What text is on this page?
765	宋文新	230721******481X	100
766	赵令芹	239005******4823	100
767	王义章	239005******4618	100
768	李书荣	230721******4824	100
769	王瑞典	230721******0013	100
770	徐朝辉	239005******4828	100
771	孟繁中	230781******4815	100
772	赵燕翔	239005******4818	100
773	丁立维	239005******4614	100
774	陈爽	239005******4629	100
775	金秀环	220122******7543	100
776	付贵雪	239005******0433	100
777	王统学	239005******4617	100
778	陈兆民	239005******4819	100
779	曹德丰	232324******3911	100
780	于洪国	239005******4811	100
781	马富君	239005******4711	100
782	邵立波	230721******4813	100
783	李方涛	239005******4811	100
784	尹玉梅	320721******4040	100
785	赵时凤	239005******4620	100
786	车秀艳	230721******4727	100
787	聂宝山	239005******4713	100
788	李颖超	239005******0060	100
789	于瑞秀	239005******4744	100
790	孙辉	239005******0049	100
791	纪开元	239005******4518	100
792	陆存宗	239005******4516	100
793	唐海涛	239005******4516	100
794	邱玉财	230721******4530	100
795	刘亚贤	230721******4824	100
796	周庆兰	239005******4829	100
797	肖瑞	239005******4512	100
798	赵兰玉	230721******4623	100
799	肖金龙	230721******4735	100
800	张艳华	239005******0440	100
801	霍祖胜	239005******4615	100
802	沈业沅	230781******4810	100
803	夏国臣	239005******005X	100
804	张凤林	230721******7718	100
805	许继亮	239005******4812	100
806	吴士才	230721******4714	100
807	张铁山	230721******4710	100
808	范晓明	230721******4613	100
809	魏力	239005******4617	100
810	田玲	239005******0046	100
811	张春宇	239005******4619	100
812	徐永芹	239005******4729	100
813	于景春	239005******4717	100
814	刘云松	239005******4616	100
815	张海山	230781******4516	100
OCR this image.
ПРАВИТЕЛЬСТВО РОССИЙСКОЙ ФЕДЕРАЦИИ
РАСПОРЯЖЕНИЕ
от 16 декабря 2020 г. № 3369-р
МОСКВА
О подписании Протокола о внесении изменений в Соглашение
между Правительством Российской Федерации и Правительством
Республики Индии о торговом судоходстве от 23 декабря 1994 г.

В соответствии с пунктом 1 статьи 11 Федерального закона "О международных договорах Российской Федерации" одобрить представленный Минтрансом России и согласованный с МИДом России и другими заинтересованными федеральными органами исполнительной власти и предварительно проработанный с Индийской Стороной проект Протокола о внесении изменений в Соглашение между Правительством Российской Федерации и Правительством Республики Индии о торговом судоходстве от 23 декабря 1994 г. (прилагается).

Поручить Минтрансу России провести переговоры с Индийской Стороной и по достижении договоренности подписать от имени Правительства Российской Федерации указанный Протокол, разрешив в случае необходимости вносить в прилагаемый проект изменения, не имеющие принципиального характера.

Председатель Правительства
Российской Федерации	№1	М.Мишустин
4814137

☆ ☆ ☆ ☆ ☆ ☆ ☆

§ **SET EXERCISE**: Which lines include the word "Протокола"? List them all.

§ **PROBLEM SOLUTION**:
О подписании Протокола о внесении изменений в Соглашение
В соответствии с пунктом 1 статьи 11 Федерального закона "О международных договорах Российской Федерации" одобрить представленный Минтрансом России и согласованный с МИДом России и другими заинтересованными федеральными органами исполнительной власти и предварительно проработанный с Индийской Стороной проект Протокола о внесении изменений в Соглашение между Правительством Российской Федерации и Правительством Республики Индии о торговом судоходстве от 23 декабря 1994 г. (прилагается).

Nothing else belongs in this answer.